* _EXERCISE OBJECTIVE_
Wherever the word "warn" appears in a line, copy that line.
☆ ☆ ☆ ☆ ☆ ☆ ☆
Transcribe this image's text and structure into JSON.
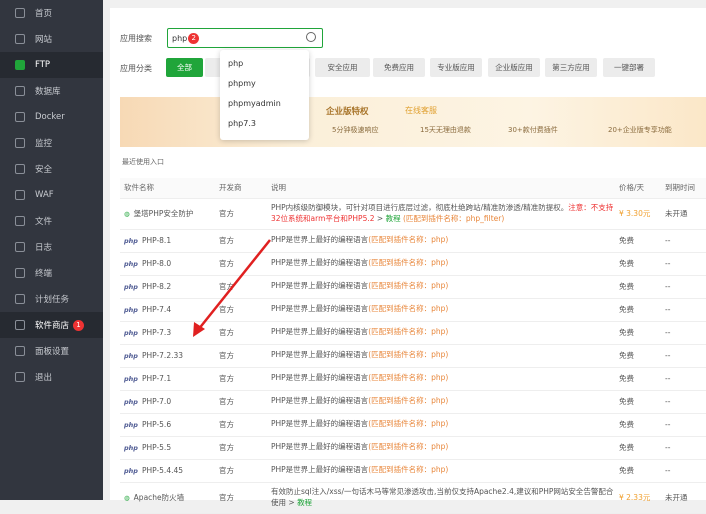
{
  "sidebar": {
    "items": [
      {
        "label": "首页",
        "icon": "home-icon"
      },
      {
        "label": "网站",
        "icon": "globe-icon"
      },
      {
        "label": "FTP",
        "icon": "ftp-icon"
      },
      {
        "label": "数据库",
        "icon": "database-icon"
      },
      {
        "label": "Docker",
        "icon": "docker-icon"
      },
      {
        "label": "监控",
        "icon": "monitor-icon"
      },
      {
        "label": "安全",
        "icon": "shield-icon"
      },
      {
        "label": "WAF",
        "icon": "waf-icon"
      },
      {
        "label": "文件",
        "icon": "folder-icon"
      },
      {
        "label": "日志",
        "icon": "log-icon"
      },
      {
        "label": "终端",
        "icon": "terminal-icon"
      },
      {
        "label": "计划任务",
        "icon": "calendar-icon"
      },
      {
        "label": "软件商店",
        "icon": "grid-icon",
        "badge": "1"
      },
      {
        "label": "面板设置",
        "icon": "gear-icon"
      },
      {
        "label": "退出",
        "icon": "logout-icon"
      }
    ]
  },
  "search": {
    "label": "应用搜索",
    "value": "php",
    "badge": "2"
  },
  "dropdown": [
    "php",
    "phpmy",
    "phpmyadmin",
    "php7.3"
  ],
  "categories": {
    "label": "应用分类",
    "items": [
      "全部",
      "",
      "安全应用",
      "免费应用",
      "专业版应用",
      "企业版应用",
      "第三方应用",
      "一键部署"
    ]
  },
  "banner": {
    "title": "企业版特权",
    "service": "在线客服",
    "features": [
      "5分钟极速响应",
      "15天无理由退款",
      "30+款付费插件",
      "20+企业版专享功能"
    ]
  },
  "recent": "最近使用入口",
  "table": {
    "headers": [
      "软件名称",
      "开发商",
      "说明",
      "价格/天",
      "到期时间"
    ],
    "rows": [
      {
        "name": "堡塔PHP安全防护",
        "dev": "官方",
        "desc": "PHP内核级防御模块，可针对项目进行底层过滤，彻底杜绝跨站/精准防渗透/精准防提权。",
        "warn": "注意：不支持32位系统和arm平台和PHP5.2",
        "tutorial_prefix": " > ",
        "tutorial": "教程",
        "match": "(匹配到插件名称：php_filter)",
        "price": "¥ 3.30元",
        "expire": "未开通"
      },
      {
        "name": "PHP-8.1",
        "dev": "官方",
        "desc": "PHP是世界上最好的编程语言",
        "match": "(匹配到插件名称：php)",
        "price": "免费",
        "expire": "--"
      },
      {
        "name": "PHP-8.0",
        "dev": "官方",
        "desc": "PHP是世界上最好的编程语言",
        "match": "(匹配到插件名称：php)",
        "price": "免费",
        "expire": "--"
      },
      {
        "name": "PHP-8.2",
        "dev": "官方",
        "desc": "PHP是世界上最好的编程语言",
        "match": "(匹配到插件名称：php)",
        "price": "免费",
        "expire": "--"
      },
      {
        "name": "PHP-7.4",
        "dev": "官方",
        "desc": "PHP是世界上最好的编程语言",
        "match": "(匹配到插件名称：php)",
        "price": "免费",
        "expire": "--"
      },
      {
        "name": "PHP-7.3",
        "dev": "官方",
        "desc": "PHP是世界上最好的编程语言",
        "match": "(匹配到插件名称：php)",
        "price": "免费",
        "expire": "--"
      },
      {
        "name": "PHP-7.2.33",
        "dev": "官方",
        "desc": "PHP是世界上最好的编程语言",
        "match": "(匹配到插件名称：php)",
        "price": "免费",
        "expire": "--"
      },
      {
        "name": "PHP-7.1",
        "dev": "官方",
        "desc": "PHP是世界上最好的编程语言",
        "match": "(匹配到插件名称：php)",
        "price": "免费",
        "expire": "--"
      },
      {
        "name": "PHP-7.0",
        "dev": "官方",
        "desc": "PHP是世界上最好的编程语言",
        "match": "(匹配到插件名称：php)",
        "price": "免费",
        "expire": "--"
      },
      {
        "name": "PHP-5.6",
        "dev": "官方",
        "desc": "PHP是世界上最好的编程语言",
        "match": "(匹配到插件名称：php)",
        "price": "免费",
        "expire": "--"
      },
      {
        "name": "PHP-5.5",
        "dev": "官方",
        "desc": "PHP是世界上最好的编程语言",
        "match": "(匹配到插件名称：php)",
        "price": "免费",
        "expire": "--"
      },
      {
        "name": "PHP-5.4.45",
        "dev": "官方",
        "desc": "PHP是世界上最好的编程语言",
        "match": "(匹配到插件名称：php)",
        "price": "免费",
        "expire": "--"
      },
      {
        "name": "Apache防火墙",
        "dev": "官方",
        "desc": "有效防止sql注入/xss/一句话木马等常见渗透攻击,当前仅支持Apache2.4,建议和PHP网站安全告警配合使用 > ",
        "tutorial": "教程",
        "price": "¥ 2.33元",
        "expire": "未开通"
      }
    ]
  },
  "colors": {
    "accent": "#20a53a",
    "sidebar": "#32363f",
    "warn": "#ee3333",
    "match": "#e8863a",
    "arrow": "#e02020"
  }
}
☆ ☆ ☆ ☆ ☆ ☆ ☆
* _THE SOLUTION_
        "warn": "注意：不支持32位系统和arm平台和PHP5.2",
    "warn": "#ee3333",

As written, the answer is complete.